> [DATASET RECORDS]:
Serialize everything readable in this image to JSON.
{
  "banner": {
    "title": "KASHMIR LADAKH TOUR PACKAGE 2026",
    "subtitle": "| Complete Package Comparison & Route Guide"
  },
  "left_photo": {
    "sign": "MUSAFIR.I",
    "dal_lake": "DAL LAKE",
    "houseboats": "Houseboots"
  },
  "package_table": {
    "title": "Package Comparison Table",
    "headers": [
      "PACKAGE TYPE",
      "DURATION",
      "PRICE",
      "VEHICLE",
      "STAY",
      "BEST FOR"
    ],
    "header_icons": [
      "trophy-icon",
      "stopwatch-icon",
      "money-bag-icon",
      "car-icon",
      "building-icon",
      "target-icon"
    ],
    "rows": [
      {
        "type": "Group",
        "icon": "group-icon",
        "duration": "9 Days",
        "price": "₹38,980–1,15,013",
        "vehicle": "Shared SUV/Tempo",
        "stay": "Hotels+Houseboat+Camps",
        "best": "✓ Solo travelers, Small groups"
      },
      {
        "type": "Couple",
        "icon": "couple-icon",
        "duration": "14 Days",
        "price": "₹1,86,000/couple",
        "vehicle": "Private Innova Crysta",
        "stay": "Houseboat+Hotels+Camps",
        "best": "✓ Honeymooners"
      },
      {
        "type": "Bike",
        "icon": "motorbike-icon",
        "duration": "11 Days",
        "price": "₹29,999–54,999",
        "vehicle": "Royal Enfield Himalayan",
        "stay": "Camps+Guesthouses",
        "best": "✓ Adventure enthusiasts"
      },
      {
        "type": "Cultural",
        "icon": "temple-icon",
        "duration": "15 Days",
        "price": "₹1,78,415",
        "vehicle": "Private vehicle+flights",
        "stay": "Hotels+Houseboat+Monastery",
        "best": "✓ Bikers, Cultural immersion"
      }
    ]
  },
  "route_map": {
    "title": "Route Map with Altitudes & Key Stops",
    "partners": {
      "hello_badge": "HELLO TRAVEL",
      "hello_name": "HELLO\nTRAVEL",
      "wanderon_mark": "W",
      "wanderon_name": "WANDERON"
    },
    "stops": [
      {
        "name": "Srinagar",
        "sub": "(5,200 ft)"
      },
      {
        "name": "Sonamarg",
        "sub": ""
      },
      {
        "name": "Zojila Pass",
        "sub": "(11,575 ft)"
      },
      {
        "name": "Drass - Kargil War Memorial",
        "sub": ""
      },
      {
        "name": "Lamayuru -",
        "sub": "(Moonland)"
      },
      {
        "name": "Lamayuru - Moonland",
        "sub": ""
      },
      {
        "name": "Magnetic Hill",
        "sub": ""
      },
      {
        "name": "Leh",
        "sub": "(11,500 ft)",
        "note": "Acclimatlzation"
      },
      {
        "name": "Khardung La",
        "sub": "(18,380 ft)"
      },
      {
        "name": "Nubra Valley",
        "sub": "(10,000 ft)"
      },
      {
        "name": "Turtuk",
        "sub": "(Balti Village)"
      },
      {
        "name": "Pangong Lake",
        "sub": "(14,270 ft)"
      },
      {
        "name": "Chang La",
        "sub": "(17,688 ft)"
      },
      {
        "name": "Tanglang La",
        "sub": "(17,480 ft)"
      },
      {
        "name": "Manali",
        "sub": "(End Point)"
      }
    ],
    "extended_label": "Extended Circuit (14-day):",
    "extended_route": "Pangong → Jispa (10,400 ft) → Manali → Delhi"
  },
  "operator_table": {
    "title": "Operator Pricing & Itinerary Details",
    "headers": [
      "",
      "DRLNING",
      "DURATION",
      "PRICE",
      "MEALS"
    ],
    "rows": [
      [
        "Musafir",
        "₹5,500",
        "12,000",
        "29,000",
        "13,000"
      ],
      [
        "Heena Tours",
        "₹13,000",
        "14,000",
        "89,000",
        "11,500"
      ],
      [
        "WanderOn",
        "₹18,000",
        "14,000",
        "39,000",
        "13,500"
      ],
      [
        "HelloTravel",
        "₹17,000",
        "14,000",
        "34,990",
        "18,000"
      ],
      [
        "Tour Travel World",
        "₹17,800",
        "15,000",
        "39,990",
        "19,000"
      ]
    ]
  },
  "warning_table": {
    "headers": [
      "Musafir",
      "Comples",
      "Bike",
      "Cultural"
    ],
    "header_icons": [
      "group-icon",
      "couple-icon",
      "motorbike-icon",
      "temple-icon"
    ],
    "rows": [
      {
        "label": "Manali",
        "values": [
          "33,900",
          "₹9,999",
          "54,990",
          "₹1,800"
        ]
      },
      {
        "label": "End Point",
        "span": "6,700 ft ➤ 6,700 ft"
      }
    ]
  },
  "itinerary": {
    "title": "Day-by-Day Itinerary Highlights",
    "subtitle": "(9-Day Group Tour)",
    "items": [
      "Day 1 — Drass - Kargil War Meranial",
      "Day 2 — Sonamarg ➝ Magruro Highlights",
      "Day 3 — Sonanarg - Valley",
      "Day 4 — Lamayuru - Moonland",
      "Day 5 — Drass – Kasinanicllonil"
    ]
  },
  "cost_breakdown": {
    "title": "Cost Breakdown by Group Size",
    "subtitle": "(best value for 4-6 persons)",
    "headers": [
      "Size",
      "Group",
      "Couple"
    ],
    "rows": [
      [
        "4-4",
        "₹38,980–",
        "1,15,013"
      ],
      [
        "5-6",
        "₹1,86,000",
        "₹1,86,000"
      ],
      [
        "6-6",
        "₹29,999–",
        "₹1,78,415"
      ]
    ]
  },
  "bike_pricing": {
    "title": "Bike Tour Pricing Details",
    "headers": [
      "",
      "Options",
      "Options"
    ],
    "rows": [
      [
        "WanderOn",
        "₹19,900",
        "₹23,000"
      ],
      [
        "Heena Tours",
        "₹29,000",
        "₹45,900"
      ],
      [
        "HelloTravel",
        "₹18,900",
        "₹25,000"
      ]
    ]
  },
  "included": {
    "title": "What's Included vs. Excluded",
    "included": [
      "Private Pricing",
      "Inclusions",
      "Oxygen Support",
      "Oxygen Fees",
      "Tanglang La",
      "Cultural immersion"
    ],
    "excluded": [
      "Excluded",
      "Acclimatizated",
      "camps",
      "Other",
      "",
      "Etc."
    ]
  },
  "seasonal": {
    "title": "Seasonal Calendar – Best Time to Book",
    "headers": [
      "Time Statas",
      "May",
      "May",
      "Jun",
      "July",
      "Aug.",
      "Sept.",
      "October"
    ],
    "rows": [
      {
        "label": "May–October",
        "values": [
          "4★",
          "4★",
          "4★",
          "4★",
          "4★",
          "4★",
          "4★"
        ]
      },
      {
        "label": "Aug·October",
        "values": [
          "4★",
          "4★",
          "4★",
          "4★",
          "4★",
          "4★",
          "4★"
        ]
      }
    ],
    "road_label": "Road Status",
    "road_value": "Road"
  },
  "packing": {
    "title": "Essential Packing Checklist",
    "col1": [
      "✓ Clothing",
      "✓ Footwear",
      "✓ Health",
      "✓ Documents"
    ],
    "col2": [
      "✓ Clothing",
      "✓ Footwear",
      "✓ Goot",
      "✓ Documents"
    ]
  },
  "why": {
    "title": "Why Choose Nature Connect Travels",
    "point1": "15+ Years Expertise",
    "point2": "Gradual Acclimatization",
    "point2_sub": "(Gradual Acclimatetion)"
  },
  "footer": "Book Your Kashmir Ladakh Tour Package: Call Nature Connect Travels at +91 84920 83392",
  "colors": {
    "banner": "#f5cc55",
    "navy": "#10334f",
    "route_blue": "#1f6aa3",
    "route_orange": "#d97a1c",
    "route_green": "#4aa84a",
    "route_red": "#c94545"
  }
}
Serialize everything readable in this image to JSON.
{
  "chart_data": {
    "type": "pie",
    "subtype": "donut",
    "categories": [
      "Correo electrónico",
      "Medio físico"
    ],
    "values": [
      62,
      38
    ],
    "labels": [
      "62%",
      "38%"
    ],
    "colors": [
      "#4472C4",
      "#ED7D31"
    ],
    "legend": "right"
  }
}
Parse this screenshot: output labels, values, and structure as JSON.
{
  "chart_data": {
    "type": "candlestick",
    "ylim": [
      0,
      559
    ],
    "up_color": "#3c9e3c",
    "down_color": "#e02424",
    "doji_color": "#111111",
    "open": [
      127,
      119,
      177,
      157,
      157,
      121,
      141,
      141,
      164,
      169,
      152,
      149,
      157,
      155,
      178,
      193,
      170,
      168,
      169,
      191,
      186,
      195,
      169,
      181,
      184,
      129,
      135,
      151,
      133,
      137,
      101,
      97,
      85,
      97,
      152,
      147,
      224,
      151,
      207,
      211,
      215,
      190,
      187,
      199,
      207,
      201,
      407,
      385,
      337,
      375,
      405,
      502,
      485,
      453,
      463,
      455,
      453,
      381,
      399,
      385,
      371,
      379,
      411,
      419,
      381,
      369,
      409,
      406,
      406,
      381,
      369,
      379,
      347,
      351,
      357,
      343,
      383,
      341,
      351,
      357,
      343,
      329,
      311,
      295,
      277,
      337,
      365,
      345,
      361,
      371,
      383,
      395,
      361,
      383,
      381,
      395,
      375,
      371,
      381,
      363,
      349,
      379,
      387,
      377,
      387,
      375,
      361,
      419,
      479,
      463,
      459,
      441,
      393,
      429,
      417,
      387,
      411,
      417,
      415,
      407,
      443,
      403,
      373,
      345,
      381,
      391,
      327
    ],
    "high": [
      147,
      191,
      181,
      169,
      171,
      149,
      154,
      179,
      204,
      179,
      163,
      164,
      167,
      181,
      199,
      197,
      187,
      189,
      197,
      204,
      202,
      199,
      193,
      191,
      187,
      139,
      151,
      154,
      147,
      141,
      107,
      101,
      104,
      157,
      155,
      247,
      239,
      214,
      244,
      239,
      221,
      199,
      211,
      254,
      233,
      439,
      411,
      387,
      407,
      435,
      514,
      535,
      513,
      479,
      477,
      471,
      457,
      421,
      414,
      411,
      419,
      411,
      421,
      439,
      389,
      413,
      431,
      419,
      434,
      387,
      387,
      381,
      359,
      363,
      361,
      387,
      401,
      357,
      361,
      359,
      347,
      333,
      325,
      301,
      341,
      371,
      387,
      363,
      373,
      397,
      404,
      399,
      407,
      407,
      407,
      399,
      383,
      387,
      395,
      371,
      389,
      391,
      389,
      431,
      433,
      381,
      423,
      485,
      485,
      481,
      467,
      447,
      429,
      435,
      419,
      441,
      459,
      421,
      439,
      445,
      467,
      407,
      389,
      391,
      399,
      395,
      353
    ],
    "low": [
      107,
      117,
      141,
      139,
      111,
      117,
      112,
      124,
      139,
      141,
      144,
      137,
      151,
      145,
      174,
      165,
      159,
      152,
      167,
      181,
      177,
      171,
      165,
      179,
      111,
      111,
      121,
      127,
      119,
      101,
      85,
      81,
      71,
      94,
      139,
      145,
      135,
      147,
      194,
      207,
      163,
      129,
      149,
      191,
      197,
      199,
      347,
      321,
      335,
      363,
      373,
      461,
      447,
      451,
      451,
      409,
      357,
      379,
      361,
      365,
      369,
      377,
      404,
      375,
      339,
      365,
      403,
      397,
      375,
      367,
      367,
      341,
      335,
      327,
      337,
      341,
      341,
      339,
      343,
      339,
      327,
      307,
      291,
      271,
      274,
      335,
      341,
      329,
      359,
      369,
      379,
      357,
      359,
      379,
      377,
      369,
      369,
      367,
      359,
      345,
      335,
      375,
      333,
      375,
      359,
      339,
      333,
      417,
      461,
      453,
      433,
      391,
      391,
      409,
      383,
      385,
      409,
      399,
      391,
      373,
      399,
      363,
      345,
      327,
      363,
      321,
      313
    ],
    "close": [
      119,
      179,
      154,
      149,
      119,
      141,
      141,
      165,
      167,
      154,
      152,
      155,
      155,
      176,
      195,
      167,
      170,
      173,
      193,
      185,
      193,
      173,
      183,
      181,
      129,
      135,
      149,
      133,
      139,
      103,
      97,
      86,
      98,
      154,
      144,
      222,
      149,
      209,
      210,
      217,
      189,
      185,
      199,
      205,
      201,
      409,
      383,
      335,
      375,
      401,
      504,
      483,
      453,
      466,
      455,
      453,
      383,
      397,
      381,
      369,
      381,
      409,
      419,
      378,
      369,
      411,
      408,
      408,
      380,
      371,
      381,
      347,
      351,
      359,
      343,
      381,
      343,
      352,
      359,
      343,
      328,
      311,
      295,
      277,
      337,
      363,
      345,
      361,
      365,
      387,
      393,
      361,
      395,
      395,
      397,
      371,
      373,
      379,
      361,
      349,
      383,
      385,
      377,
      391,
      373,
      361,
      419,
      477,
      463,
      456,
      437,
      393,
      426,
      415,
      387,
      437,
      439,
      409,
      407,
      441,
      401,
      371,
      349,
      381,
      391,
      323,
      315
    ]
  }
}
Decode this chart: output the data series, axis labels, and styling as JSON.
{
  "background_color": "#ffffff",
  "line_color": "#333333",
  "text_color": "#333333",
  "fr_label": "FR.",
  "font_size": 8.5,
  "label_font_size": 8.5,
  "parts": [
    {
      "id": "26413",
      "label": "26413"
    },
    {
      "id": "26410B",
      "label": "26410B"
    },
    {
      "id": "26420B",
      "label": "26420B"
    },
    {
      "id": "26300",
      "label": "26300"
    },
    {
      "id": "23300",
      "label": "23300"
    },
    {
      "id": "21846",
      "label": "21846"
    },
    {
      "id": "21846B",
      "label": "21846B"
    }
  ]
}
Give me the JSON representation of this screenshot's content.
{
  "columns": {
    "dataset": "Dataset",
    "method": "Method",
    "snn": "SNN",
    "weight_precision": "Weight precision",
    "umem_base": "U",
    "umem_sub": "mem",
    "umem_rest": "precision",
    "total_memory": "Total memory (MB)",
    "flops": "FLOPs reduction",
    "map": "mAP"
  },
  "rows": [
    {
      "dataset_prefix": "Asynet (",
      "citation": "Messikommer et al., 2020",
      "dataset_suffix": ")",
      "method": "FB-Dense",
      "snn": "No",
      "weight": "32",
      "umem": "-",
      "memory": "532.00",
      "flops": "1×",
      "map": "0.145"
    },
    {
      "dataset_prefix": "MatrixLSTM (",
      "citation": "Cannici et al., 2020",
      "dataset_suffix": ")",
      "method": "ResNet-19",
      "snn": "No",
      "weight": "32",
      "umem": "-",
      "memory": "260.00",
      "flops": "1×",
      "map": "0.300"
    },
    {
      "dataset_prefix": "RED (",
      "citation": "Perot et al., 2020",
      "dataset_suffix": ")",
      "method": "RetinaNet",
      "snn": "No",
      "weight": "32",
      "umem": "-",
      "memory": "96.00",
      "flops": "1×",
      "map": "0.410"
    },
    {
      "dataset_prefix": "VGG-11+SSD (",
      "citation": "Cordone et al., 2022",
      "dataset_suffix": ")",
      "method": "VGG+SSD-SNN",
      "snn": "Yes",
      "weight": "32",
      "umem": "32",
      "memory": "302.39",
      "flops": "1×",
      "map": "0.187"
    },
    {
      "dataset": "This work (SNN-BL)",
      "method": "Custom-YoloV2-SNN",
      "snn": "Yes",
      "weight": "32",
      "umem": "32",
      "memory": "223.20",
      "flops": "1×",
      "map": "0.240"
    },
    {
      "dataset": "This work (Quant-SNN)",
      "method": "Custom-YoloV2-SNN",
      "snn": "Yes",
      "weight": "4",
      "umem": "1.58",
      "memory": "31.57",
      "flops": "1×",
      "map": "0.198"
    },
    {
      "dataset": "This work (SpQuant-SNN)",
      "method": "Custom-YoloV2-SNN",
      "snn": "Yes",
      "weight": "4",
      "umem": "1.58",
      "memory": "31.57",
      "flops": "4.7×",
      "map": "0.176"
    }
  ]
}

> [WHAT IS BEING ASKED]:
Gather each line in these records that contains the string "Cultural".

> [SOLUTION]:
        "type": "Cultural",
        "best": "✓ Bikers, Cultural immersion"
      "Cultural"
      "Cultural immersion"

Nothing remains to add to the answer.